━━ Records to use ━━
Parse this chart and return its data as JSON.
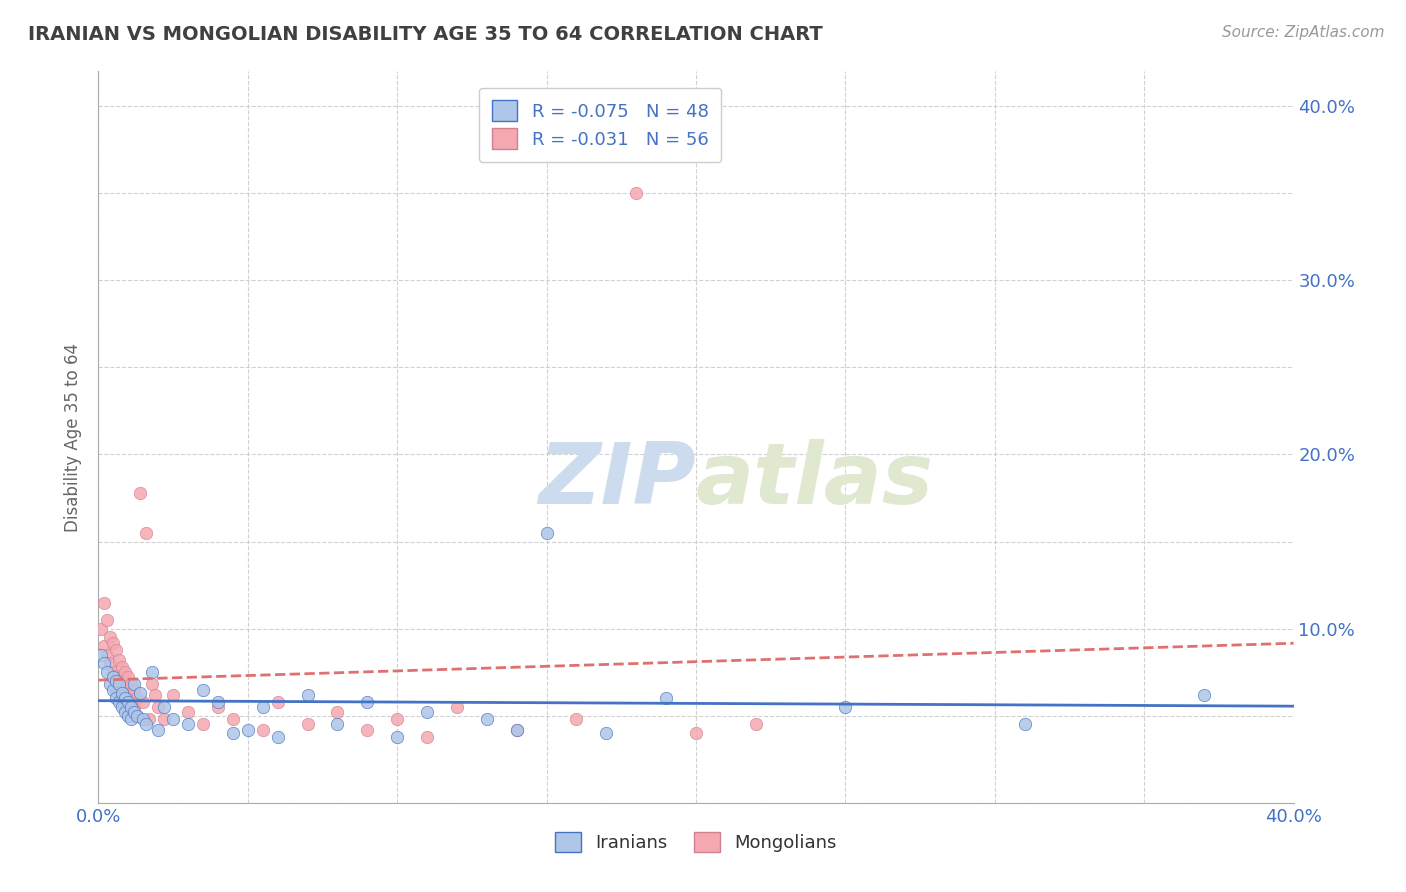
{
  "title": "IRANIAN VS MONGOLIAN DISABILITY AGE 35 TO 64 CORRELATION CHART",
  "source_text": "Source: ZipAtlas.com",
  "ylabel": "Disability Age 35 to 64",
  "xlim": [
    0.0,
    0.4
  ],
  "ylim": [
    0.0,
    0.42
  ],
  "xticks": [
    0.0,
    0.05,
    0.1,
    0.15,
    0.2,
    0.25,
    0.3,
    0.35,
    0.4
  ],
  "yticks": [
    0.0,
    0.05,
    0.1,
    0.15,
    0.2,
    0.25,
    0.3,
    0.35,
    0.4
  ],
  "xticklabels": [
    "0.0%",
    "",
    "",
    "",
    "",
    "",
    "",
    "",
    "40.0%"
  ],
  "yticklabels_right": [
    "",
    "",
    "10.0%",
    "",
    "20.0%",
    "",
    "30.0%",
    "",
    "40.0%"
  ],
  "iranian_R": -0.075,
  "iranian_N": 48,
  "mongolian_R": -0.031,
  "mongolian_N": 56,
  "iranian_color": "#aec6e8",
  "mongolian_color": "#f4a8b0",
  "iranian_line_color": "#4472c4",
  "mongolian_line_color": "#e07070",
  "background_color": "#ffffff",
  "grid_color": "#cccccc",
  "title_color": "#404040",
  "axis_label_color": "#4472c4",
  "watermark_color": "#ccdcee",
  "iranians_x": [
    0.001,
    0.002,
    0.003,
    0.004,
    0.005,
    0.005,
    0.006,
    0.006,
    0.007,
    0.007,
    0.008,
    0.008,
    0.009,
    0.009,
    0.01,
    0.01,
    0.011,
    0.011,
    0.012,
    0.012,
    0.013,
    0.014,
    0.015,
    0.016,
    0.018,
    0.02,
    0.022,
    0.025,
    0.03,
    0.035,
    0.04,
    0.045,
    0.05,
    0.055,
    0.06,
    0.07,
    0.08,
    0.09,
    0.1,
    0.11,
    0.13,
    0.14,
    0.15,
    0.17,
    0.19,
    0.25,
    0.31,
    0.37
  ],
  "iranians_y": [
    0.085,
    0.08,
    0.075,
    0.068,
    0.072,
    0.065,
    0.07,
    0.06,
    0.068,
    0.058,
    0.063,
    0.055,
    0.06,
    0.052,
    0.058,
    0.05,
    0.055,
    0.048,
    0.052,
    0.068,
    0.05,
    0.063,
    0.048,
    0.045,
    0.075,
    0.042,
    0.055,
    0.048,
    0.045,
    0.065,
    0.058,
    0.04,
    0.042,
    0.055,
    0.038,
    0.062,
    0.045,
    0.058,
    0.038,
    0.052,
    0.048,
    0.042,
    0.155,
    0.04,
    0.06,
    0.055,
    0.045,
    0.062
  ],
  "mongolians_x": [
    0.001,
    0.002,
    0.002,
    0.003,
    0.003,
    0.004,
    0.004,
    0.005,
    0.005,
    0.006,
    0.006,
    0.006,
    0.007,
    0.007,
    0.007,
    0.008,
    0.008,
    0.008,
    0.009,
    0.009,
    0.009,
    0.01,
    0.01,
    0.01,
    0.011,
    0.011,
    0.012,
    0.012,
    0.013,
    0.013,
    0.014,
    0.015,
    0.016,
    0.017,
    0.018,
    0.019,
    0.02,
    0.022,
    0.025,
    0.03,
    0.035,
    0.04,
    0.045,
    0.055,
    0.06,
    0.07,
    0.08,
    0.09,
    0.1,
    0.11,
    0.12,
    0.14,
    0.16,
    0.18,
    0.2,
    0.22
  ],
  "mongolians_y": [
    0.1,
    0.115,
    0.09,
    0.105,
    0.085,
    0.095,
    0.08,
    0.092,
    0.075,
    0.088,
    0.073,
    0.065,
    0.082,
    0.07,
    0.062,
    0.078,
    0.068,
    0.058,
    0.075,
    0.065,
    0.055,
    0.072,
    0.062,
    0.052,
    0.068,
    0.058,
    0.065,
    0.055,
    0.06,
    0.05,
    0.178,
    0.058,
    0.155,
    0.048,
    0.068,
    0.062,
    0.055,
    0.048,
    0.062,
    0.052,
    0.045,
    0.055,
    0.048,
    0.042,
    0.058,
    0.045,
    0.052,
    0.042,
    0.048,
    0.038,
    0.055,
    0.042,
    0.048,
    0.35,
    0.04,
    0.045
  ]
}
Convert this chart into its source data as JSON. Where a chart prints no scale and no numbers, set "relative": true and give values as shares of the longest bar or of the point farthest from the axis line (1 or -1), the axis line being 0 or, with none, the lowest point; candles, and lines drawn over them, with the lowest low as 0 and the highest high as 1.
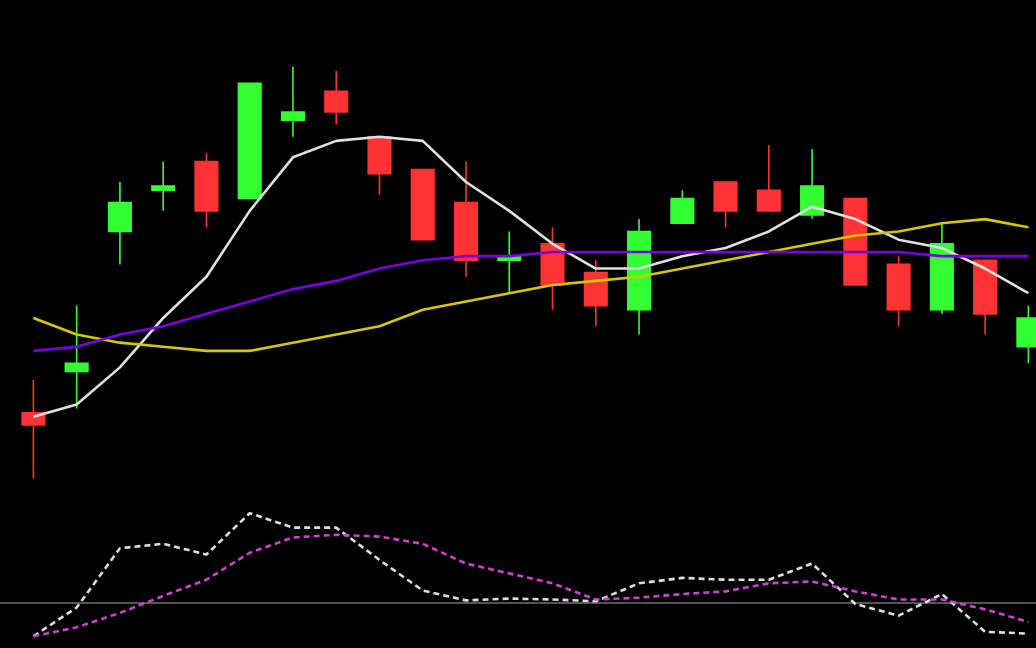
{
  "chart_data": [
    {
      "type": "candlestick",
      "relative": true,
      "categories": [
        null,
        null,
        null,
        null,
        null,
        null,
        null,
        null,
        null,
        null,
        null,
        null,
        null,
        null,
        null,
        null,
        null,
        null,
        null,
        null,
        null,
        null,
        null,
        null
      ],
      "ohlc": [
        [
          0.16,
          0.24,
          0,
          0.13
        ],
        [
          0.26,
          0.42,
          0.17,
          0.28
        ],
        [
          0.6,
          0.72,
          0.52,
          0.67
        ],
        [
          0.7,
          0.77,
          0.65,
          0.71
        ],
        [
          0.77,
          0.79,
          0.61,
          0.65
        ],
        [
          0.68,
          0.96,
          0.68,
          0.96
        ],
        [
          0.87,
          1.0,
          0.83,
          0.89
        ],
        [
          0.94,
          0.99,
          0.86,
          0.89
        ],
        [
          0.83,
          0.83,
          0.69,
          0.74
        ],
        [
          0.75,
          0.75,
          0.58,
          0.58
        ],
        [
          0.67,
          0.77,
          0.49,
          0.53
        ],
        [
          0.53,
          0.6,
          0.45,
          0.54
        ],
        [
          0.57,
          0.61,
          0.41,
          0.47
        ],
        [
          0.5,
          0.53,
          0.37,
          0.42
        ],
        [
          0.41,
          0.63,
          0.35,
          0.6
        ],
        [
          0.62,
          0.7,
          0.62,
          0.68
        ],
        [
          0.72,
          0.72,
          0.61,
          0.65
        ],
        [
          0.7,
          0.81,
          0.65,
          0.65
        ],
        [
          0.64,
          0.8,
          0.63,
          0.71
        ],
        [
          0.68,
          0.68,
          0.47,
          0.47
        ],
        [
          0.52,
          0.54,
          0.37,
          0.41
        ],
        [
          0.41,
          0.62,
          0.4,
          0.57
        ],
        [
          0.53,
          0.53,
          0.35,
          0.4
        ],
        [
          0.32,
          0.42,
          0.28,
          0.39
        ]
      ],
      "colors": [
        "#ff3333",
        "#33ff33",
        "#33ff33",
        "#33ff33",
        "#ff3333",
        "#33ff33",
        "#33ff33",
        "#ff3333",
        "#ff3333",
        "#ff3333",
        "#ff3333",
        "#33ff33",
        "#ff3333",
        "#ff3333",
        "#33ff33",
        "#33ff33",
        "#ff3333",
        "#ff3333",
        "#33ff33",
        "#ff3333",
        "#ff3333",
        "#33ff33",
        "#ff3333",
        "#33ff33"
      ],
      "series": [
        {
          "type": "line",
          "color": "#e0e0e0",
          "values": [
            0.15,
            0.18,
            0.27,
            0.39,
            0.49,
            0.65,
            0.78,
            0.82,
            0.83,
            0.82,
            0.72,
            0.65,
            0.57,
            0.51,
            0.51,
            0.54,
            0.56,
            0.6,
            0.66,
            0.63,
            0.58,
            0.56,
            0.51,
            0.45
          ]
        },
        {
          "type": "line",
          "color": "#d4c800",
          "values": [
            0.39,
            0.35,
            0.33,
            0.32,
            0.31,
            0.31,
            0.33,
            0.35,
            0.37,
            0.41,
            0.43,
            0.45,
            0.47,
            0.48,
            0.49,
            0.51,
            0.53,
            0.55,
            0.57,
            0.59,
            0.6,
            0.62,
            0.63,
            0.61
          ]
        },
        {
          "type": "line",
          "color": "#7a00e0",
          "values": [
            0.31,
            0.32,
            0.35,
            0.37,
            0.4,
            0.43,
            0.46,
            0.48,
            0.51,
            0.53,
            0.54,
            0.54,
            0.55,
            0.55,
            0.55,
            0.55,
            0.55,
            0.55,
            0.55,
            0.55,
            0.55,
            0.54,
            0.54,
            0.54
          ]
        }
      ]
    },
    {
      "type": "line",
      "relative": true,
      "line_style": "dashed",
      "categories": [
        null,
        null,
        null,
        null,
        null,
        null,
        null,
        null,
        null,
        null,
        null,
        null,
        null,
        null,
        null,
        null,
        null,
        null,
        null,
        null,
        null,
        null,
        null,
        null
      ],
      "series": [
        {
          "color": "#dddddd",
          "values": [
            -0.37,
            -0.05,
            0.61,
            0.66,
            0.54,
            1.0,
            0.84,
            0.84,
            0.48,
            0.14,
            0.03,
            0.05,
            0.04,
            0.02,
            0.22,
            0.28,
            0.26,
            0.26,
            0.44,
            -0.01,
            -0.14,
            0.1,
            -0.32,
            -0.34
          ]
        },
        {
          "color": "#cc44cc",
          "values": [
            -0.37,
            -0.27,
            -0.11,
            0.08,
            0.26,
            0.56,
            0.73,
            0.76,
            0.74,
            0.66,
            0.44,
            0.33,
            0.22,
            0.04,
            0.06,
            0.1,
            0.13,
            0.22,
            0.24,
            0.13,
            0.04,
            0.04,
            -0.07,
            -0.21
          ]
        }
      ]
    }
  ]
}
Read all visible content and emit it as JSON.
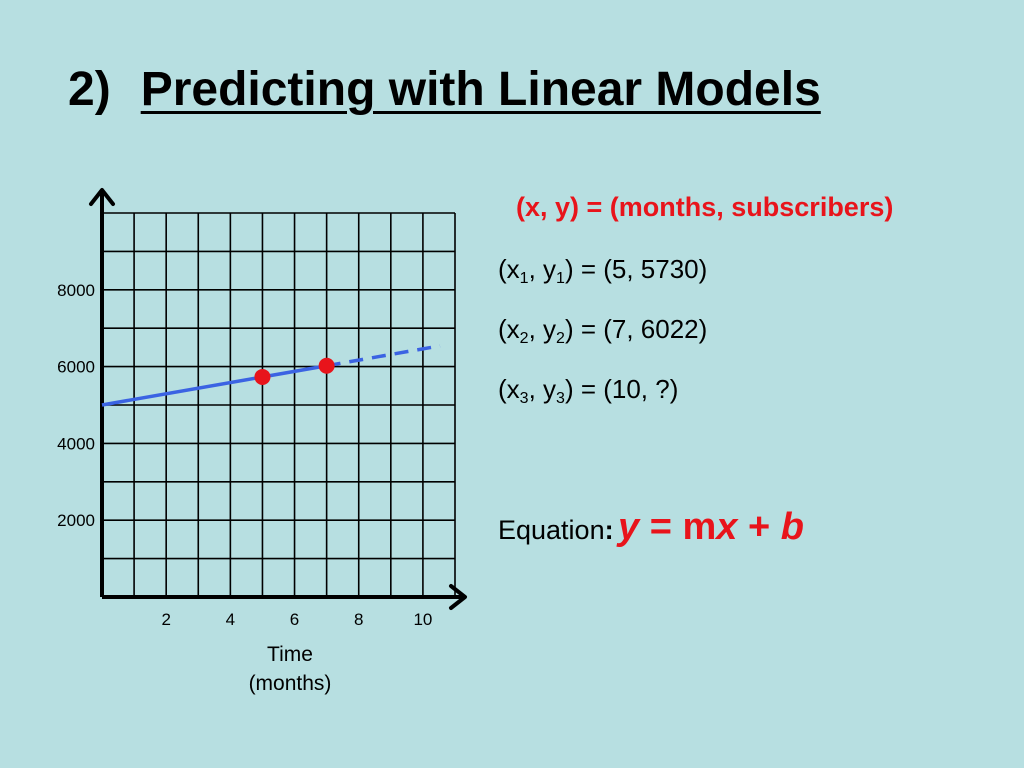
━━━
### [Stated problem]
Pull out every line holding "this" from the records above, and copy it.

### [Answer to the exercise]
Parse this chart and return its data as JSON.
Convert this chart into its source data as JSON. Where a chart prints no scale and no numbers, set "relative": true and give values as shares of the longest bar or of the point farthest from the axis line (1 or -1), the axis line being 0 or, with none, the lowest point; candles, and lines drawn over them, with the lowest low as 0 and the highest high as 1.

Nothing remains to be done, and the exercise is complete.